══ Supplied material
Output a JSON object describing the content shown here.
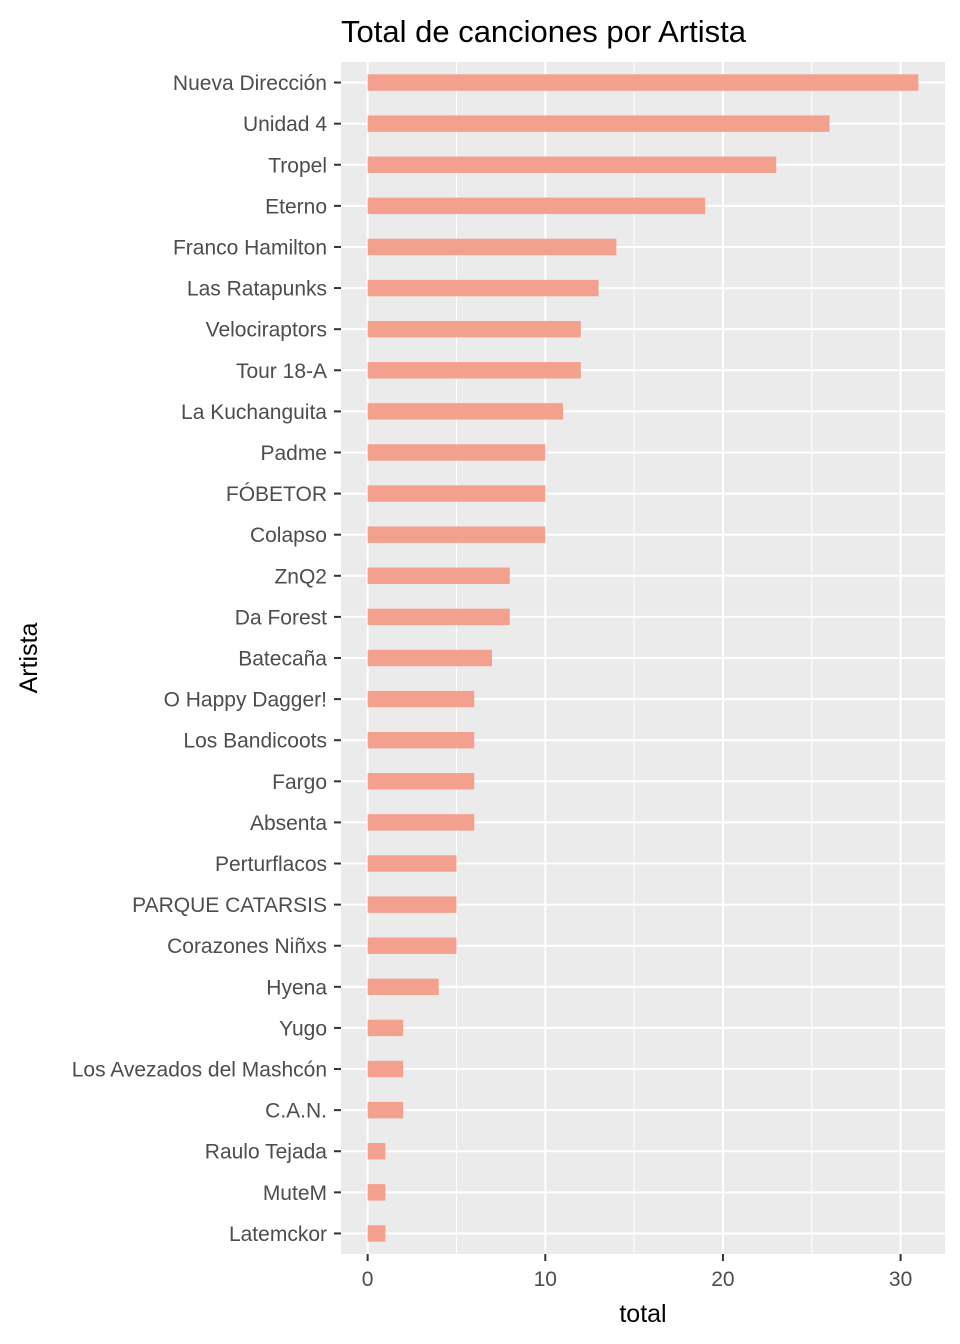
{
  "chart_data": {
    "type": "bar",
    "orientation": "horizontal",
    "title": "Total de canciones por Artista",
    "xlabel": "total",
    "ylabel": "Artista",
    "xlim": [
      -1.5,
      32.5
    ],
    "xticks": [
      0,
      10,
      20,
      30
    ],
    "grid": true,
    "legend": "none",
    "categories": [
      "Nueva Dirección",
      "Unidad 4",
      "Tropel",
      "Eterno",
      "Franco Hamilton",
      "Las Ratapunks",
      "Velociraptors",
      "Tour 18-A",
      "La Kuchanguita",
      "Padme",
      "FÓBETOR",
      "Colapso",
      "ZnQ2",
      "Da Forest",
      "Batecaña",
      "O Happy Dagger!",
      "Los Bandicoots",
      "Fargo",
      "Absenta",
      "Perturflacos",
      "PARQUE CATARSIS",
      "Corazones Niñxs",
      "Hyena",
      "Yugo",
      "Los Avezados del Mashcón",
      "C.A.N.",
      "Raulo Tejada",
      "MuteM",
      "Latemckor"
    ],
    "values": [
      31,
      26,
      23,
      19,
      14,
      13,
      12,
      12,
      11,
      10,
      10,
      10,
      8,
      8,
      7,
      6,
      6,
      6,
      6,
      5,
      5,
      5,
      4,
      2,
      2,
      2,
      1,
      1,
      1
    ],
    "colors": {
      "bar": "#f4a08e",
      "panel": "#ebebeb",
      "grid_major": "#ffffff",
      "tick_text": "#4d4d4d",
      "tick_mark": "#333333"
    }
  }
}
════
▶ _Task to carry out_: Check every line for "Artista" and show the ones that have it.

▶ _Full response_:
    "title": "Total de canciones por Artista",
    "ylabel": "Artista",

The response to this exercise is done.